┌─ Data supplied

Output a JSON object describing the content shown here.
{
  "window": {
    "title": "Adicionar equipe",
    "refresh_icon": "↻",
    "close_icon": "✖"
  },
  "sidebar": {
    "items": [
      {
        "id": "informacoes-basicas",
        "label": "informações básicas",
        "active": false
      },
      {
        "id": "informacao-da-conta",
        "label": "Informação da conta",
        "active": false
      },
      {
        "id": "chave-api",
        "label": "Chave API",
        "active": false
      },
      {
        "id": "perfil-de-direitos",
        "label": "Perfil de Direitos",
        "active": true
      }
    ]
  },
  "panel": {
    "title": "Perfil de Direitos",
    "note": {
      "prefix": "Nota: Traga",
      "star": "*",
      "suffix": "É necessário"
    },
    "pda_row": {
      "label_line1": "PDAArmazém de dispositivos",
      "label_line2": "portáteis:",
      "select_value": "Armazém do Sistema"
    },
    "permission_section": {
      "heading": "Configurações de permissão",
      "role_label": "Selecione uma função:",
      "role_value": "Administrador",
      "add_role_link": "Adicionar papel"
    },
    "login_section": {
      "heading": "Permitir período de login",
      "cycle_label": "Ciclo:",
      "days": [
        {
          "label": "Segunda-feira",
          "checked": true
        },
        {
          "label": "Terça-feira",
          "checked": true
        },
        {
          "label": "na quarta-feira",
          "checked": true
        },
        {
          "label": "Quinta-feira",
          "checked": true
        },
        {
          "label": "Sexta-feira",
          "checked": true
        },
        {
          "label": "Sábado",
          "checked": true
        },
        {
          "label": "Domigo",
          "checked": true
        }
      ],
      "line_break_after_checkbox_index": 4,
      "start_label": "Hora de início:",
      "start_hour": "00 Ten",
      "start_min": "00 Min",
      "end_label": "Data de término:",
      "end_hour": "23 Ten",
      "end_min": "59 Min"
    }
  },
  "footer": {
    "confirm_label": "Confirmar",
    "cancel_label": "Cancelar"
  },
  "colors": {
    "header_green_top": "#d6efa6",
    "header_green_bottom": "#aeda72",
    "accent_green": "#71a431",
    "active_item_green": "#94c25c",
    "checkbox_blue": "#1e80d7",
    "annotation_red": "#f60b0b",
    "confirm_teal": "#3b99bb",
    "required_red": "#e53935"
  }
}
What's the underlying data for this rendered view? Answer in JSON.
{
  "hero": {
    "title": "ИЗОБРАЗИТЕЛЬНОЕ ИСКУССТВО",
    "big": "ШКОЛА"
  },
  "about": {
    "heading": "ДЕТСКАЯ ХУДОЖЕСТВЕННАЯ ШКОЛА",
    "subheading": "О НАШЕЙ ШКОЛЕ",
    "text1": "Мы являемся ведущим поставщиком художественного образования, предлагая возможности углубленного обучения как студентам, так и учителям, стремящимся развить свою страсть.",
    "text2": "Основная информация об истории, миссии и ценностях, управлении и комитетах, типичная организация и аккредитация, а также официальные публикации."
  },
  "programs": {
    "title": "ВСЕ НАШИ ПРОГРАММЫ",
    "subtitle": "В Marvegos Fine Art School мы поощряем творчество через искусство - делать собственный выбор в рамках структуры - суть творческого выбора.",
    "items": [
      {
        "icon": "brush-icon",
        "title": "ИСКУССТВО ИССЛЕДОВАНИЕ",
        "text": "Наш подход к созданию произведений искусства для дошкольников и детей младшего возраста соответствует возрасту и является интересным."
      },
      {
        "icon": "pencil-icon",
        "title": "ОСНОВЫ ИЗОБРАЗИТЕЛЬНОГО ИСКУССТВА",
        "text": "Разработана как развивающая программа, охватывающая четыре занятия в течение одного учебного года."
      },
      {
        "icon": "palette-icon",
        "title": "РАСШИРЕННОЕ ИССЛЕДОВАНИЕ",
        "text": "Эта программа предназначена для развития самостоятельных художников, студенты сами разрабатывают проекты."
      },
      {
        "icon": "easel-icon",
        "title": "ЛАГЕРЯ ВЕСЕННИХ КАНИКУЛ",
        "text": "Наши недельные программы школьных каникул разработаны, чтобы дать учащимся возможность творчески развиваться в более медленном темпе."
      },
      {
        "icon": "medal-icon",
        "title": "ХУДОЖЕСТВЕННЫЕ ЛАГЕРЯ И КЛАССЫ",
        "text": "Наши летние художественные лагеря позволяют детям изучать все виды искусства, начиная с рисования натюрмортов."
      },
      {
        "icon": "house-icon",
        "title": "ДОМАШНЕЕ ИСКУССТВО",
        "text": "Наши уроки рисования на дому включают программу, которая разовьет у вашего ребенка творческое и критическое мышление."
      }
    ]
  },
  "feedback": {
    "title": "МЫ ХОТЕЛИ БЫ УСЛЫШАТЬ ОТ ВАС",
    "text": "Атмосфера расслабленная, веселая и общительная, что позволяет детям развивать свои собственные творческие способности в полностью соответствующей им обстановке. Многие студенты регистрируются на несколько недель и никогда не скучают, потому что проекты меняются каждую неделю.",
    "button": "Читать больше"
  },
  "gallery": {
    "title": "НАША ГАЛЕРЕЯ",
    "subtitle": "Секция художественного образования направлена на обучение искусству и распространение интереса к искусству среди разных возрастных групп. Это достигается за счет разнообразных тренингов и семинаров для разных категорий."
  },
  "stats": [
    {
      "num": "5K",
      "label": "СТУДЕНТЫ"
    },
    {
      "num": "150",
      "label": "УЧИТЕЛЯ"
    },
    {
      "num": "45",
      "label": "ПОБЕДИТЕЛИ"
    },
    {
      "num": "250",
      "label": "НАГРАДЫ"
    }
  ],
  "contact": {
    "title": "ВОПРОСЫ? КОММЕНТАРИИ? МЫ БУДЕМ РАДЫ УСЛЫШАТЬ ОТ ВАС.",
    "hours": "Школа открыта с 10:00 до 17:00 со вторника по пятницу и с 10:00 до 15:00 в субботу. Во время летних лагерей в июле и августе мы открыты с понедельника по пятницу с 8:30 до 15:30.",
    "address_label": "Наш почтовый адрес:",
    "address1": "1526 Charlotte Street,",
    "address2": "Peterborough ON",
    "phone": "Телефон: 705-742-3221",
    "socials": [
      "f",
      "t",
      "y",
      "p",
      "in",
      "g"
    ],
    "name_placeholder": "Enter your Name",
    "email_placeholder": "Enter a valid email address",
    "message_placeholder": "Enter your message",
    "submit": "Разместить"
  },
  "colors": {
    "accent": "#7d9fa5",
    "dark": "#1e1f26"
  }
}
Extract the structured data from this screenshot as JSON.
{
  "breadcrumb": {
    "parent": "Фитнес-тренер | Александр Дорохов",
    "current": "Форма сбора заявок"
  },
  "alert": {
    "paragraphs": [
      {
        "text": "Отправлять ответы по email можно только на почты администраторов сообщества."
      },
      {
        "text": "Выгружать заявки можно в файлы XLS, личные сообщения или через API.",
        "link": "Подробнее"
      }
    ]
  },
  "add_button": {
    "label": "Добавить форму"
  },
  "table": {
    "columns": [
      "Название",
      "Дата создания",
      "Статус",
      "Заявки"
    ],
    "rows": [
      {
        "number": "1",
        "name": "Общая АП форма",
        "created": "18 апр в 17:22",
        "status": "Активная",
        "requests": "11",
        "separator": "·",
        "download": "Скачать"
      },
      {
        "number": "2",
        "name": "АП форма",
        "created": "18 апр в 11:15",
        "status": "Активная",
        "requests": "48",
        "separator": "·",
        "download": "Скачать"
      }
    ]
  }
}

└─

| Objective |
Copy out each line in the listing that has the word "email".

| Exercise answer |
    "email_placeholder": "Enter a valid email address",
        "text": "Отправлять ответы по email можно только на почты администраторов сообщества."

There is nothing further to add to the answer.